* **SUPPLIED RECORDS**
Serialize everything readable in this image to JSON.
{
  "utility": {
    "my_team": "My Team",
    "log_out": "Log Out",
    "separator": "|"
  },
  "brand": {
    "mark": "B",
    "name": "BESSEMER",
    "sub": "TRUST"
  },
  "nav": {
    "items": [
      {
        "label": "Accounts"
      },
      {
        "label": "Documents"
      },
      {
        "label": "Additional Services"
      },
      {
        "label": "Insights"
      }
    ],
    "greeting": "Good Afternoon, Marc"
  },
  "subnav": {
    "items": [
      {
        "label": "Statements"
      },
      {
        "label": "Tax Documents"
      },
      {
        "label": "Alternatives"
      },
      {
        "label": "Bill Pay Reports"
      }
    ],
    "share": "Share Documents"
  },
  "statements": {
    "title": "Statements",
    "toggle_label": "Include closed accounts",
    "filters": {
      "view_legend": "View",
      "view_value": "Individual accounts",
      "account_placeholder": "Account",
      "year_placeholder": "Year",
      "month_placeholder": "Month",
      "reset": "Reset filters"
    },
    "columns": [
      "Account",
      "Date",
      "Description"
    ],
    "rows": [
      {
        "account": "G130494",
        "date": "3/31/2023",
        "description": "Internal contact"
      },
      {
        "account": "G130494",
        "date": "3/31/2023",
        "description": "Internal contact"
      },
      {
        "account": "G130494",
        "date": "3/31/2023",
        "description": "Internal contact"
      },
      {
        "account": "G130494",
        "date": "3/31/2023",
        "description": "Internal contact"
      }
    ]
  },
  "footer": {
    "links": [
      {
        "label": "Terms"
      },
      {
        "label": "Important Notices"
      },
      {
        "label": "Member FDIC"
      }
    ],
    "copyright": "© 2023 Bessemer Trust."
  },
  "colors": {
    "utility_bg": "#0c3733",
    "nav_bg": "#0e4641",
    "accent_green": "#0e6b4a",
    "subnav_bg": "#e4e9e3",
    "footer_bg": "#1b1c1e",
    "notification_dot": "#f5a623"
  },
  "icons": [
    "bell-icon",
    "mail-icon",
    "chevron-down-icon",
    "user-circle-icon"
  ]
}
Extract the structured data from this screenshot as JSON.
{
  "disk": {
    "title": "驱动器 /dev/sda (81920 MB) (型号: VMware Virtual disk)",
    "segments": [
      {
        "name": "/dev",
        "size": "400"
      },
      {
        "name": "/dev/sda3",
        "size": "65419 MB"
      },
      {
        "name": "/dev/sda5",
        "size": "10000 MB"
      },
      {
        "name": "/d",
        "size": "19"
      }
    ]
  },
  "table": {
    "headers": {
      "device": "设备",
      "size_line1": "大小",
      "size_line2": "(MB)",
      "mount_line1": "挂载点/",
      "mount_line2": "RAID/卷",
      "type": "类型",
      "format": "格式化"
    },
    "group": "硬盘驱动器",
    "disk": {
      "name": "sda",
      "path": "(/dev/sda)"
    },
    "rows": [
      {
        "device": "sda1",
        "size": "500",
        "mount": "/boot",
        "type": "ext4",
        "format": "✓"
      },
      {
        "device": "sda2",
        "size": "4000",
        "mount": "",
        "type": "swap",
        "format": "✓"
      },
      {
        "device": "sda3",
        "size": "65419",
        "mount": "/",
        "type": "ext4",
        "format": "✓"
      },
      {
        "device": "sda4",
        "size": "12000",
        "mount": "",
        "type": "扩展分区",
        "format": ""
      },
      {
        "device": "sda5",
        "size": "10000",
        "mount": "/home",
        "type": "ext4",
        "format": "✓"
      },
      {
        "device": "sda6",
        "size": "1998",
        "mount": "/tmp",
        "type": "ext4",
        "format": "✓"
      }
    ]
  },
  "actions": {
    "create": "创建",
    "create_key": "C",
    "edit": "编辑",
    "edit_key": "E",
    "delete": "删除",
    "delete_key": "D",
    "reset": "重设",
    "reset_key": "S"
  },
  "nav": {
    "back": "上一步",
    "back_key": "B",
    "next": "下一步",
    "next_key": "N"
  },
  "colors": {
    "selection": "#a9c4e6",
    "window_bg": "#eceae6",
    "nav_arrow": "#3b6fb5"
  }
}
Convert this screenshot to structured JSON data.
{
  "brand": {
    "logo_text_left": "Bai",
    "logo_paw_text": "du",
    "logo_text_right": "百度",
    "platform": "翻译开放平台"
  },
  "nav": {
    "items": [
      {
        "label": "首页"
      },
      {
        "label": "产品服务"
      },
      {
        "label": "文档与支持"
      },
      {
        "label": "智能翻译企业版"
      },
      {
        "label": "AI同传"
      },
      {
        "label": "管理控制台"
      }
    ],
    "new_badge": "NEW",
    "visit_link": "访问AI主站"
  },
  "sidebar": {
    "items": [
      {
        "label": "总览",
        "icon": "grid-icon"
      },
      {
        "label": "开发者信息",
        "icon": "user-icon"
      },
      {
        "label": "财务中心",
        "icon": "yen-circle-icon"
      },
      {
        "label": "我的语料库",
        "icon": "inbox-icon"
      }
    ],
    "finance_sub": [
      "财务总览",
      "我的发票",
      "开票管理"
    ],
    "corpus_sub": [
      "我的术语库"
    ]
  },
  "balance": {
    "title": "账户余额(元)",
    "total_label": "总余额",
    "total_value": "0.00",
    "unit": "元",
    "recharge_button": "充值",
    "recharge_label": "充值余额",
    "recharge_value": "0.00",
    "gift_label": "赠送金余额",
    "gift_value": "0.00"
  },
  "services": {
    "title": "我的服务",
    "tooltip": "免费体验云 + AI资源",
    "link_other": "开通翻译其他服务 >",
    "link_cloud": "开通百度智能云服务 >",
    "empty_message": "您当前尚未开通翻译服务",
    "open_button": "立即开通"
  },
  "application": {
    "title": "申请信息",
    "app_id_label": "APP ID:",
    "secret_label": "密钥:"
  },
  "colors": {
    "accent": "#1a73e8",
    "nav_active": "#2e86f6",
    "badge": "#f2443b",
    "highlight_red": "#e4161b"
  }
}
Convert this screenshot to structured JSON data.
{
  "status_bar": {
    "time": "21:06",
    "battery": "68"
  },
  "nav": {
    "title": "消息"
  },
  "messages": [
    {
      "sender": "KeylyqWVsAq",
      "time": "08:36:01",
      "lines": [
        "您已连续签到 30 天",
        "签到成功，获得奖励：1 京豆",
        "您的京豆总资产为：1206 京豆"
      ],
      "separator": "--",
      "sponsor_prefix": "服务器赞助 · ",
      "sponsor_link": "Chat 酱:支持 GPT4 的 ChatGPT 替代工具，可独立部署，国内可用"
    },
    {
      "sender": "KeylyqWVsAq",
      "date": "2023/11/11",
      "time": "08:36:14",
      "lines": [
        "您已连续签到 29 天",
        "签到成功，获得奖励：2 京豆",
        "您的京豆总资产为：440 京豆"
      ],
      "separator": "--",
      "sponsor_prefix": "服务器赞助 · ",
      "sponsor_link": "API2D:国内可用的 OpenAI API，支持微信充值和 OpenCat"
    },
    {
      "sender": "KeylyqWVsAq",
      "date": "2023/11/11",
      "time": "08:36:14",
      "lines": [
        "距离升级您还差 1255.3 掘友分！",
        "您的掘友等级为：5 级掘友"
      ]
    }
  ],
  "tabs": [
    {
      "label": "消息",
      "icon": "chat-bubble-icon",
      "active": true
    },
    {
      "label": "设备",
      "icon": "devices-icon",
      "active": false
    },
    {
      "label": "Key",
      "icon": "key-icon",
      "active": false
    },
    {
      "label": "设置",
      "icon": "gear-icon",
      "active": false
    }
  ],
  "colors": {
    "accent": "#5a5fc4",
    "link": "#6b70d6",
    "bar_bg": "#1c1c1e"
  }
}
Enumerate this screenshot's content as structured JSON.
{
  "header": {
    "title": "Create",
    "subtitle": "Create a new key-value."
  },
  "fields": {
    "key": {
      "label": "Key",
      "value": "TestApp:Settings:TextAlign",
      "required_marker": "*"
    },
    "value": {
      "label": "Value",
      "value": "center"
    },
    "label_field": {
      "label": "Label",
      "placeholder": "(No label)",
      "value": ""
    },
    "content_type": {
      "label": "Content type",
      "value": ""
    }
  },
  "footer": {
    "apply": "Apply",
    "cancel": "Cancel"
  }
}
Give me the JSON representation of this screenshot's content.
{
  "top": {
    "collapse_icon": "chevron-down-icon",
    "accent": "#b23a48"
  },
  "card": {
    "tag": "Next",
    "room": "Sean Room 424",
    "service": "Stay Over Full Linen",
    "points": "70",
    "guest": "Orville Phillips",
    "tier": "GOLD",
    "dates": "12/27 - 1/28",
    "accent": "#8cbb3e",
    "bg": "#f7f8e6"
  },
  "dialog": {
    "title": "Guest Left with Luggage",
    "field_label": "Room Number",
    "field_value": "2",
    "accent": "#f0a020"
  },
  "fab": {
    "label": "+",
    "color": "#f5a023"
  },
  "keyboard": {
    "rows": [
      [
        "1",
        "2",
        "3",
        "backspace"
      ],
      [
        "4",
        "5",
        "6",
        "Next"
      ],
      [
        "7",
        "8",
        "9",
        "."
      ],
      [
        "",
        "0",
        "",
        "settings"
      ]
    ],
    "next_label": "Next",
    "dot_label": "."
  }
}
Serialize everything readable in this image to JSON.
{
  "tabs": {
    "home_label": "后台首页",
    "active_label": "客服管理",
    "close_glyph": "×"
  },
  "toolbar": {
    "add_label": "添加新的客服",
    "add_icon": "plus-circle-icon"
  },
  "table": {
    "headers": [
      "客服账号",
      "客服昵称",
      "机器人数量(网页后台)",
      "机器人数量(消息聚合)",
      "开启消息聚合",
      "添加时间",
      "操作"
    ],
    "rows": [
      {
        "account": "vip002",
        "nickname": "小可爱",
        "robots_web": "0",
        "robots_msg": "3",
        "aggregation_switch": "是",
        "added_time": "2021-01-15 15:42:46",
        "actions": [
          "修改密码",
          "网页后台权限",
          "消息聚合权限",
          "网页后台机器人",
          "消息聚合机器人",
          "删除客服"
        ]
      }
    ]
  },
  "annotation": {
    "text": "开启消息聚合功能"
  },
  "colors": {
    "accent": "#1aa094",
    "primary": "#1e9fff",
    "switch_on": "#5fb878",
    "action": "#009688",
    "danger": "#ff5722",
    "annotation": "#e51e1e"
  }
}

* **GOAL**
Which lines of the data above contain "Documents"? Copy each one.

* **SOLUTION FOR THIS EXERCISE**
        "label": "Documents"
        "label": "Tax Documents"
    "share": "Share Documents"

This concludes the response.